[Data records]
_ _ _ _ _
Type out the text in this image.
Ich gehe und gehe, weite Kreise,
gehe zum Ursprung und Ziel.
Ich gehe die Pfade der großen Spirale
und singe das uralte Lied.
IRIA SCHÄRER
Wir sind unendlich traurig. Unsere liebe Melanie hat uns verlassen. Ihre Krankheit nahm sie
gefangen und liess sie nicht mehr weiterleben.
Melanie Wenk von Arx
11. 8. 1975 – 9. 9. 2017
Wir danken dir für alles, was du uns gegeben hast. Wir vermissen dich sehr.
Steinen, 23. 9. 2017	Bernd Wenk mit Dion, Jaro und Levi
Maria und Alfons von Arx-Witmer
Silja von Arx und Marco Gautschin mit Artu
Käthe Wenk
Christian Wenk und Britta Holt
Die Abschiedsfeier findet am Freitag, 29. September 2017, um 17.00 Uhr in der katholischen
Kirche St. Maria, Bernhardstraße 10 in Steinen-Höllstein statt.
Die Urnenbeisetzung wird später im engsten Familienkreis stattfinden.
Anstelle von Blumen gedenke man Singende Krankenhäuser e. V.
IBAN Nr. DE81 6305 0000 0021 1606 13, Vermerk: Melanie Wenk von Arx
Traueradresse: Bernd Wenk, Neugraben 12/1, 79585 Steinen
_ _ _ _ _
Exercise details: Repeat the material above in full, exactly as it stands.

Response to this exercise:
Type out the text in this image.
Ich gehe und gehe, weite Kreise,
gehe zum Ursprung und Ziel.
Ich gehe die Pfade der großen Spirale
und singe das uralte Lied.
IRIA SCHÄRER
Wir sind unendlich traurig. Unsere liebe Melanie hat uns verlassen. Ihre Krankheit nahm sie
gefangen und liess sie nicht mehr weiterleben.
Melanie Wenk von Arx
11. 8. 1975 – 9. 9. 2017
Wir danken dir für alles, was du uns gegeben hast. Wir vermissen dich sehr.
Steinen, 23. 9. 2017	Bernd Wenk mit Dion, Jaro und Levi
Maria und Alfons von Arx-Witmer
Silja von Arx und Marco Gautschin mit Artu
Käthe Wenk
Christian Wenk und Britta Holt
Die Abschiedsfeier findet am Freitag, 29. September 2017, um 17.00 Uhr in der katholischen
Kirche St. Maria, Bernhardstraße 10 in Steinen-Höllstein statt.
Die Urnenbeisetzung wird später im engsten Familienkreis stattfinden.
Anstelle von Blumen gedenke man Singende Krankenhäuser e. V.
IBAN Nr. DE81 6305 0000 0021 1606 13, Vermerk: Melanie Wenk von Arx
Traueradresse: Bernd Wenk, Neugraben 12/1, 79585 Steinen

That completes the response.